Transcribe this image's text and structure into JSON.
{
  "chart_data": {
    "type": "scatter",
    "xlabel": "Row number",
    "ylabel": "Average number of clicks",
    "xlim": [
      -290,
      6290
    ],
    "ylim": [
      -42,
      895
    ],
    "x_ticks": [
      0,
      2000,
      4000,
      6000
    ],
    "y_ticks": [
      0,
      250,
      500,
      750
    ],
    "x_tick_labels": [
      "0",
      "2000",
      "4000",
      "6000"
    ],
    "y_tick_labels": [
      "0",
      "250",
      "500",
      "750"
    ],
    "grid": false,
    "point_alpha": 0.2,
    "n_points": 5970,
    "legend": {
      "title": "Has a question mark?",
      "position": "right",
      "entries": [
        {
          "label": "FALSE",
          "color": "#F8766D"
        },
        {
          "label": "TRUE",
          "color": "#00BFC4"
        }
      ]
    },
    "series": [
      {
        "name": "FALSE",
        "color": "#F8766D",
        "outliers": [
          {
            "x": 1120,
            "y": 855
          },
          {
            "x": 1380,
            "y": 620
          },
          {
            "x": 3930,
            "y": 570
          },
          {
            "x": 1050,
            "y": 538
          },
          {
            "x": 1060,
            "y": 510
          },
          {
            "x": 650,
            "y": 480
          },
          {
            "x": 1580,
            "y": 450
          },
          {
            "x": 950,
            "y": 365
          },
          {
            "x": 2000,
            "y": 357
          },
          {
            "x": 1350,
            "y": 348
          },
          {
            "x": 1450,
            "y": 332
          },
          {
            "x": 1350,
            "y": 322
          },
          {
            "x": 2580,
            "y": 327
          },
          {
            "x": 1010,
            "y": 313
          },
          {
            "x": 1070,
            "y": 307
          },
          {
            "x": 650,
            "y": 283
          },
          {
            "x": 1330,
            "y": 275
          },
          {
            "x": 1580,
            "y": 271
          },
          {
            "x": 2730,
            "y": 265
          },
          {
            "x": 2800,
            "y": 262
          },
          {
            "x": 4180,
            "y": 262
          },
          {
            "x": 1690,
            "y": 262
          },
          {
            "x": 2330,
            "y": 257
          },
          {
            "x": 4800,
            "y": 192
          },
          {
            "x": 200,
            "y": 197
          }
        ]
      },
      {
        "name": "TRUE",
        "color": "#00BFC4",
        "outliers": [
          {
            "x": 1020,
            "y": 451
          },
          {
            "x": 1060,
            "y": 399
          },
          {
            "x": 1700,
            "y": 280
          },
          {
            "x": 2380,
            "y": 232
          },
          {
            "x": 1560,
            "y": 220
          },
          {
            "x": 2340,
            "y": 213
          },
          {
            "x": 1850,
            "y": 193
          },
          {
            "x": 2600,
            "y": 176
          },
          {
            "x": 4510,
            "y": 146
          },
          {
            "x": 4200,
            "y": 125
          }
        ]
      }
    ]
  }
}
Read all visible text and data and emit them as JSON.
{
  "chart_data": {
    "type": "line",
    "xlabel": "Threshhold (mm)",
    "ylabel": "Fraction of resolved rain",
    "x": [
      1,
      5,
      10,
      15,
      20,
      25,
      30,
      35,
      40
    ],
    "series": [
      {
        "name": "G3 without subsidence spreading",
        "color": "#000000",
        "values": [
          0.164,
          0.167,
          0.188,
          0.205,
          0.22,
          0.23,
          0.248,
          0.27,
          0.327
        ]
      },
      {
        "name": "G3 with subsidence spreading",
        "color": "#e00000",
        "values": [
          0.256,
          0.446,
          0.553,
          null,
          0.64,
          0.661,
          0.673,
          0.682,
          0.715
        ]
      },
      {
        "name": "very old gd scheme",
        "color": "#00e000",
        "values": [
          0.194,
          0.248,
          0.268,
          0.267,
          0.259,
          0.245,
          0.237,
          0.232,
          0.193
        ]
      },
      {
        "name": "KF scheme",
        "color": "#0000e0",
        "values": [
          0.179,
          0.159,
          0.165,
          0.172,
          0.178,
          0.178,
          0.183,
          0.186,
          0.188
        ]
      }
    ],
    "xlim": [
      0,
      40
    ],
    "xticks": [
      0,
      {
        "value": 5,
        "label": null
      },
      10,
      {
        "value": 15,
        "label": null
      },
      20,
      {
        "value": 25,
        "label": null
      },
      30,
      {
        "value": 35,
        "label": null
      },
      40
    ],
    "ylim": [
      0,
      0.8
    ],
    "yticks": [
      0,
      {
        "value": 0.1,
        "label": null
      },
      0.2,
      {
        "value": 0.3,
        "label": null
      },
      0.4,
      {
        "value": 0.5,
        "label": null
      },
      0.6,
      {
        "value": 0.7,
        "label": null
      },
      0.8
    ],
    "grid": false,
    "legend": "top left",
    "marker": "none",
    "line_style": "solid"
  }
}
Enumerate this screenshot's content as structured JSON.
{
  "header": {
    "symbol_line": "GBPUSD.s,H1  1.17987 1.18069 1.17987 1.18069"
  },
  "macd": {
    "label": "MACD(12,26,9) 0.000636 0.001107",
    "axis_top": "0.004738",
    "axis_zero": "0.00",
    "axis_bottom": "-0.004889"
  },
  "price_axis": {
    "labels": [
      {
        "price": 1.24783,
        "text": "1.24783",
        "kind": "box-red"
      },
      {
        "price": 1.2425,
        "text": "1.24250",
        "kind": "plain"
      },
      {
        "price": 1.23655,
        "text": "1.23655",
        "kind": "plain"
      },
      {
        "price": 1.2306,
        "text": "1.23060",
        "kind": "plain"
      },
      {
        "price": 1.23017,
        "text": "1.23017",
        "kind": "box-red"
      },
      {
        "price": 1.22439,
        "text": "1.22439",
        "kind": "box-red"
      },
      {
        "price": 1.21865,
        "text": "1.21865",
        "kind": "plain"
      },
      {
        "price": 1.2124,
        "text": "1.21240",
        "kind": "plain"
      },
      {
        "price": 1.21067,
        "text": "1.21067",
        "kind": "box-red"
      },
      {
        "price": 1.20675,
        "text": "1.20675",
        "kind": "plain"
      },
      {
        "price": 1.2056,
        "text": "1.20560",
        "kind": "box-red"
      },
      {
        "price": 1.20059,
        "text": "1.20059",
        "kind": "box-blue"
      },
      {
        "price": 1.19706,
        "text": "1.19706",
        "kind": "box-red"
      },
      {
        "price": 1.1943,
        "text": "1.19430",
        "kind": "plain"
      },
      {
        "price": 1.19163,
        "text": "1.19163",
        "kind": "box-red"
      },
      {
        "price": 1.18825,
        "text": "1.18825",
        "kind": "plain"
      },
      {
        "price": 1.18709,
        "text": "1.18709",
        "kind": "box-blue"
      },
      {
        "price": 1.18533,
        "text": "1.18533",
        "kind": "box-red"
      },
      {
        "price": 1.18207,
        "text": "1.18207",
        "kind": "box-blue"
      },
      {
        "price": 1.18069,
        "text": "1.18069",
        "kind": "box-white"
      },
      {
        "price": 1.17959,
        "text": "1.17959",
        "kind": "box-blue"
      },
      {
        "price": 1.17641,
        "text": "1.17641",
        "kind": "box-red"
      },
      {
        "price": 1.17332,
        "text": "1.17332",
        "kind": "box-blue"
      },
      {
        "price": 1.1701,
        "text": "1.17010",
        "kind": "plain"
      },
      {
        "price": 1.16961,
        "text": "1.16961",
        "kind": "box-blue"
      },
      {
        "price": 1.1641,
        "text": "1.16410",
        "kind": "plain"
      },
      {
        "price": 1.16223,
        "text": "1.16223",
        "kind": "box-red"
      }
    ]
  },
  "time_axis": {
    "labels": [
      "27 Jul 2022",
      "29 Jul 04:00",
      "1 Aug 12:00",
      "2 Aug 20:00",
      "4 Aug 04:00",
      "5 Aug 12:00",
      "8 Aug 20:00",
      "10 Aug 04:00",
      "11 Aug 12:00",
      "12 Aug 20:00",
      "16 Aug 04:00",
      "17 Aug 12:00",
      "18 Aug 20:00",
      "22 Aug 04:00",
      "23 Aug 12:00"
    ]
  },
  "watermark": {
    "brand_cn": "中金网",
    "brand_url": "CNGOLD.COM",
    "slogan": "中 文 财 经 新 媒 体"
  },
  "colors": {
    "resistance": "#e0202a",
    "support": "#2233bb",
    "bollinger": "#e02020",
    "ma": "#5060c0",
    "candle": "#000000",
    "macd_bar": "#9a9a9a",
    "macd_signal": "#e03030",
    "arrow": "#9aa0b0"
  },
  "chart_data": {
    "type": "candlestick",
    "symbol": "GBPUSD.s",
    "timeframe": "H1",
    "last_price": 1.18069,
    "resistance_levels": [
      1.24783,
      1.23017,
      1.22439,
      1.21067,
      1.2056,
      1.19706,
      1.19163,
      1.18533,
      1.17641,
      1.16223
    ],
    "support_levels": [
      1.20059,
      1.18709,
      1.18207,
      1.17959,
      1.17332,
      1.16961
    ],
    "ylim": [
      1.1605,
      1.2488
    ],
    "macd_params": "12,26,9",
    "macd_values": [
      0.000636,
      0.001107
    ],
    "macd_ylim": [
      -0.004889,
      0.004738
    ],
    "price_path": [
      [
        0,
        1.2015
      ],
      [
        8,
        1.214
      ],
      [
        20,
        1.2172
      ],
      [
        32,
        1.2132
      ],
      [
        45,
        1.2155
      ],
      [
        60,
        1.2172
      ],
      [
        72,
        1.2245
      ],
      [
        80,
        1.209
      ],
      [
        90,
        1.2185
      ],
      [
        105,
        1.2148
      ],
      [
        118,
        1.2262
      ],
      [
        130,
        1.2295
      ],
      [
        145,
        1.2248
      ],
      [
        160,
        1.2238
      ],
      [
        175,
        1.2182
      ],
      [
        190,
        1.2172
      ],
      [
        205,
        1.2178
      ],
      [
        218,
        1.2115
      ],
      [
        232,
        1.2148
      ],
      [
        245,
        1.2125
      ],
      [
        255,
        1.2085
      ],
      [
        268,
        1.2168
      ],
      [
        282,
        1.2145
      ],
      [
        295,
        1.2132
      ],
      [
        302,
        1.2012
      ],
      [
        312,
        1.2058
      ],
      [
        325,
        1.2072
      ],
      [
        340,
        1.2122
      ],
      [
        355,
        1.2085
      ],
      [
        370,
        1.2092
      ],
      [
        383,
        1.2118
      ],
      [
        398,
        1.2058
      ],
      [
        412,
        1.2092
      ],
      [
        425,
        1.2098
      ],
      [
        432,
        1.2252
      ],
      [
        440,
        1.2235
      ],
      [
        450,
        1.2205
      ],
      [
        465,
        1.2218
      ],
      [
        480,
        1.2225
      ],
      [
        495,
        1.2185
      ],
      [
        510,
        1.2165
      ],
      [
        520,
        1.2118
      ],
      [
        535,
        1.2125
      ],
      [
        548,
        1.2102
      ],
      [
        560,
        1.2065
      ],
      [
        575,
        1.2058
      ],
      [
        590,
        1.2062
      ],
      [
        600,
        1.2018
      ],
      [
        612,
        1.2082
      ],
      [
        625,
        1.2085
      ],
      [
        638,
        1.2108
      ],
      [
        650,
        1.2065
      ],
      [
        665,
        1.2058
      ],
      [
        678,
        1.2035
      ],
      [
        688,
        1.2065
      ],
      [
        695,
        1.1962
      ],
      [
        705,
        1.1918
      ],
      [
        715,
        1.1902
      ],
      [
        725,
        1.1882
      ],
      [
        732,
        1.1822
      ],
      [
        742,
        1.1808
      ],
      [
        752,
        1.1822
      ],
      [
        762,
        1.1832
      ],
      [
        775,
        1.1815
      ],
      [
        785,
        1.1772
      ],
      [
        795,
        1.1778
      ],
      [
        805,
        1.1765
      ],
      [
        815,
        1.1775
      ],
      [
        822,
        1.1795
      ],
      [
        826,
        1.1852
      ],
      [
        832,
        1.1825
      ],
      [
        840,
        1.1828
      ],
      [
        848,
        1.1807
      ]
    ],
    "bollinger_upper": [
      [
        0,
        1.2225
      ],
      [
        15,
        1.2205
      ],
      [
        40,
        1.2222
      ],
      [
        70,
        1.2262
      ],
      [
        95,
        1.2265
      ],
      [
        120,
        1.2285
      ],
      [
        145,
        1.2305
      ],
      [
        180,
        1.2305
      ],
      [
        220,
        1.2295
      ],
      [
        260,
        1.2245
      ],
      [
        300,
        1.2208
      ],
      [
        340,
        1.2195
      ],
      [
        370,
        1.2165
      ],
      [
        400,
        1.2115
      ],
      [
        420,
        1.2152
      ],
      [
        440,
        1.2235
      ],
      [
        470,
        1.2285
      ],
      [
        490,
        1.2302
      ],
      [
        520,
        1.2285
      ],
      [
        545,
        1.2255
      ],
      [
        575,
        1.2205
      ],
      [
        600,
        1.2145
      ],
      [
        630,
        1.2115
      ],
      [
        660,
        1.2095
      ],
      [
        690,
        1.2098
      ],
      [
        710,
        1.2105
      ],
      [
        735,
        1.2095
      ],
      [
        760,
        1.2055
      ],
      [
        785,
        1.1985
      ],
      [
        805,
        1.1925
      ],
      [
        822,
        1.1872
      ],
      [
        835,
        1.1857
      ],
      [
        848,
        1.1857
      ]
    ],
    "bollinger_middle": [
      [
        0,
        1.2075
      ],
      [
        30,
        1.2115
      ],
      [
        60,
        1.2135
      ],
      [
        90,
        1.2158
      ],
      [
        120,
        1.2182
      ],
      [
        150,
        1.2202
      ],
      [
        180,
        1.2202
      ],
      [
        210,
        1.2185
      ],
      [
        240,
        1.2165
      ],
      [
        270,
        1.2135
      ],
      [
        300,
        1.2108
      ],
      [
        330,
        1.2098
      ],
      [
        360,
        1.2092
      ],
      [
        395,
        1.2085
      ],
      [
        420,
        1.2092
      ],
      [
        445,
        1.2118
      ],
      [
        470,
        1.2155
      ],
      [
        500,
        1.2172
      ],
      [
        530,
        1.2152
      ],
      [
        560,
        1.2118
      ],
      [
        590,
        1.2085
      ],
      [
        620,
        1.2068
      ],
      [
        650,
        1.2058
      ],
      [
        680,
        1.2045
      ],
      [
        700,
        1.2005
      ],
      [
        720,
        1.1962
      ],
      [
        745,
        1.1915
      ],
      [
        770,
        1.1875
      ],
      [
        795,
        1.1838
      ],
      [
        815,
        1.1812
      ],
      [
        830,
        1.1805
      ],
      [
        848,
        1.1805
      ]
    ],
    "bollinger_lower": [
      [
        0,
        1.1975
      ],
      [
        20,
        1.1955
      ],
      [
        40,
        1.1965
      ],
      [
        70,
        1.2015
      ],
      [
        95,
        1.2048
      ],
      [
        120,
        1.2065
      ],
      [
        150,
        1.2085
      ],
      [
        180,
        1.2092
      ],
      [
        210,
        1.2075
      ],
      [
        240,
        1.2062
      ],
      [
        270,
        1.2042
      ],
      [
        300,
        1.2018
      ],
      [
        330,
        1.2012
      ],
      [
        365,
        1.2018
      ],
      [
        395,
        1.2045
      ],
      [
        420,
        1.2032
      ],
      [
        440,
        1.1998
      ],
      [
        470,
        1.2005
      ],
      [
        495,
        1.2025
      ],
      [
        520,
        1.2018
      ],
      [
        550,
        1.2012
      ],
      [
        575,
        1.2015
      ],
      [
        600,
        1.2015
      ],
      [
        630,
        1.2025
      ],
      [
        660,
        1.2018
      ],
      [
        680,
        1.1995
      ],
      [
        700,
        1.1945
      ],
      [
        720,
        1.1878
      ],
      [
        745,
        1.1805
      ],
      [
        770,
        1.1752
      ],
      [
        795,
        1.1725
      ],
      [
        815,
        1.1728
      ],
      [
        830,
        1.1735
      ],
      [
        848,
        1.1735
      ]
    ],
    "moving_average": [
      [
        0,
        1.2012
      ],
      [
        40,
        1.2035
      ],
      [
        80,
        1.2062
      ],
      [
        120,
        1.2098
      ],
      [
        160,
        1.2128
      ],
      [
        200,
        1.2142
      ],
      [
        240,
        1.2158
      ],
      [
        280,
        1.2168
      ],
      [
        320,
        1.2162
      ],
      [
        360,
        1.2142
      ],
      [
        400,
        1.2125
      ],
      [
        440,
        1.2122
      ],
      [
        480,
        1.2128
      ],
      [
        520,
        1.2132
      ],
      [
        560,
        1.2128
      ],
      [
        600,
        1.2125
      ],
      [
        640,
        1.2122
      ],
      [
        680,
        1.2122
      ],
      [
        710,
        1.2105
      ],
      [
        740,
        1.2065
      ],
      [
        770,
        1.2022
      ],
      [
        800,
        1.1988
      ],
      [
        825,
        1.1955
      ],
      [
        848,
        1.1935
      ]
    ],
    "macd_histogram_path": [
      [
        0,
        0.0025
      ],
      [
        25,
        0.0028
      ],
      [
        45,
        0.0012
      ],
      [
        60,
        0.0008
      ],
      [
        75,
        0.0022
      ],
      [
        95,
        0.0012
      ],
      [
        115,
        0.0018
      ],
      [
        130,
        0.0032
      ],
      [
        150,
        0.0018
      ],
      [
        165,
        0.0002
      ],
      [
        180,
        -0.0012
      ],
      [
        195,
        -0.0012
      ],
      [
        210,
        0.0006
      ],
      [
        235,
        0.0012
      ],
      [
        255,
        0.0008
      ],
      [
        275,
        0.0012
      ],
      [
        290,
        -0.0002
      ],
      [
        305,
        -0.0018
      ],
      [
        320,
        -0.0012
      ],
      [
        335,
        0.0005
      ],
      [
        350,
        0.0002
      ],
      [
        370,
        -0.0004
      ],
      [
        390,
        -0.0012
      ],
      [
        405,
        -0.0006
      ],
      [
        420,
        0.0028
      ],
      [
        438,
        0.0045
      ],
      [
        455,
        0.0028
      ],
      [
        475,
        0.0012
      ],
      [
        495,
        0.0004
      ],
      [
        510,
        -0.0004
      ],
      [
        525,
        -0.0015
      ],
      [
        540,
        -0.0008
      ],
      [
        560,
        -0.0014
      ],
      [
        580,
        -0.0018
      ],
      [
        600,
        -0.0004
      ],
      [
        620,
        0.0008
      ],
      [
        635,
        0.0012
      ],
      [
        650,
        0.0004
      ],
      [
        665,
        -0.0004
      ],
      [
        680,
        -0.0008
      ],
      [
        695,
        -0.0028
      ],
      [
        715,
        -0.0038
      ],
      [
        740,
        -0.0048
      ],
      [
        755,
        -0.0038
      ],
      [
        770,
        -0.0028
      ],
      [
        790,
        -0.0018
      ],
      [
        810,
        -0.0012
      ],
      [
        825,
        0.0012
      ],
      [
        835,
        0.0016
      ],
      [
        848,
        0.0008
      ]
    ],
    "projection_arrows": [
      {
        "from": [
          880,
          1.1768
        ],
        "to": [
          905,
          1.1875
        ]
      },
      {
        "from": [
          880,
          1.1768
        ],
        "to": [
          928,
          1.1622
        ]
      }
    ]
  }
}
-*-
WORK TO BE COMPLETED
From the data above, gather every line that includes the word "GBPUSD".

RESULT OF THE TASK
    "symbol_line": "GBPUSD.s,H1  1.17987 1.18069 1.17987 1.18069"
    "symbol": "GBPUSD.s",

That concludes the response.